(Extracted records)
┌──

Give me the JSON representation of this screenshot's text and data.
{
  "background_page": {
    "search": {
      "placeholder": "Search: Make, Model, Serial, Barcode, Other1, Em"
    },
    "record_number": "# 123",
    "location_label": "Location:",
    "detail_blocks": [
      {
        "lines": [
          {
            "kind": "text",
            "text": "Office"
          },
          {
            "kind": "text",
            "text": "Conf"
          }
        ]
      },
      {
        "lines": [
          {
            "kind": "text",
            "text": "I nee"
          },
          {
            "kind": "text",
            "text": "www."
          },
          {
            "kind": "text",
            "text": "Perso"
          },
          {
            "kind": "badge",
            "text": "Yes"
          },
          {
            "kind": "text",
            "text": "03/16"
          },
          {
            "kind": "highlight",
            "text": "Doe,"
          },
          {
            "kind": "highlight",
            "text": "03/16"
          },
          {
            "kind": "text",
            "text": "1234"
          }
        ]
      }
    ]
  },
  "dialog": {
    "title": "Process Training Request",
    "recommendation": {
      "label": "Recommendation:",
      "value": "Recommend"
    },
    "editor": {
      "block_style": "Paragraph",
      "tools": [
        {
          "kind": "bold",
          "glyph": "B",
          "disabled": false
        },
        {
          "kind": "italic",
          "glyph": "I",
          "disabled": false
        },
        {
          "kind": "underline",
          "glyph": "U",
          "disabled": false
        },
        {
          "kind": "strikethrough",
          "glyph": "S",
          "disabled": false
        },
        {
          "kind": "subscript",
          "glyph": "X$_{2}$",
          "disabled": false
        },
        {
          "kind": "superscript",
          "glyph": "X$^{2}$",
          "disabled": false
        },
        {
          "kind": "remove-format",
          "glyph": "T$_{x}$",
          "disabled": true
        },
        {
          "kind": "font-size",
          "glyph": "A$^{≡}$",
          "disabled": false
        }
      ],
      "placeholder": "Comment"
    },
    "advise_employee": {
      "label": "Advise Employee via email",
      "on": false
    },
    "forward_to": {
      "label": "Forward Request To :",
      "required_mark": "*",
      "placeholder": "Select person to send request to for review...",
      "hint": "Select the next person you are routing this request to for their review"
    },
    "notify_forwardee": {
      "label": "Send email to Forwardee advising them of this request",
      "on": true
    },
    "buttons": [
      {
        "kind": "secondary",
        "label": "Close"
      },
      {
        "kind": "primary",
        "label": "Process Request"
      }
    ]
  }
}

└──
┌──

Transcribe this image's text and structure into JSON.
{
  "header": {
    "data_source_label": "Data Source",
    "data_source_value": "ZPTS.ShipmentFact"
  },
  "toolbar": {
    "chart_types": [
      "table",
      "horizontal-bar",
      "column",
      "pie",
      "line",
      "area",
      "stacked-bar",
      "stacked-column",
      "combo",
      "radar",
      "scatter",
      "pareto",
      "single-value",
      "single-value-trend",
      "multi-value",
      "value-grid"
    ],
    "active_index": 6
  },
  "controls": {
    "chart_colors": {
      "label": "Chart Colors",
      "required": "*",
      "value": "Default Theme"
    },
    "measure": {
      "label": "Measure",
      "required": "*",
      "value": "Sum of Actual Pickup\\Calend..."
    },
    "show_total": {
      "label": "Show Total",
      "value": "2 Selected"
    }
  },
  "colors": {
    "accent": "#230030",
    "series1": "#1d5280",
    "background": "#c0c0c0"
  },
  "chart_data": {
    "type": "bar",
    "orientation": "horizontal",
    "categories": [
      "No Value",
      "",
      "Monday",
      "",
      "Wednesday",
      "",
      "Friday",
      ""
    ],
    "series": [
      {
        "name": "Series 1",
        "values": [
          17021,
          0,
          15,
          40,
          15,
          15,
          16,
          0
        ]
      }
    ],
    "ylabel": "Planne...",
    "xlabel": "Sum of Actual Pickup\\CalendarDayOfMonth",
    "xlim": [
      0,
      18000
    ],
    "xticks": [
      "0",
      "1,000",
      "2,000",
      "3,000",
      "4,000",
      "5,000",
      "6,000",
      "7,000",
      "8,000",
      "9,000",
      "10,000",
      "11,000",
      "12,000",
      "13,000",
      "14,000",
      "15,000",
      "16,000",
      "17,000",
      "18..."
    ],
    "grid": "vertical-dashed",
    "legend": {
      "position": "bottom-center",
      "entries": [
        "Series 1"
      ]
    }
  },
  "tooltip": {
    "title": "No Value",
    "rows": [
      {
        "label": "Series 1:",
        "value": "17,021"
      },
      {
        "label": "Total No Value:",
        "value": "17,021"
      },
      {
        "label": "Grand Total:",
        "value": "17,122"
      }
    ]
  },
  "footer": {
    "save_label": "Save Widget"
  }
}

└──

> WHAT TO DO
Search the entries for the string "this" and collect each line that has it.

> EXPECTED ANSWER
Give me the JSON representation of this screenshot's text and data.
      "hint": "Select the next person you are routing this request to for their review"
      "label": "Send email to Forwardee advising them of this request",
Transcribe this image's text and structure into JSON.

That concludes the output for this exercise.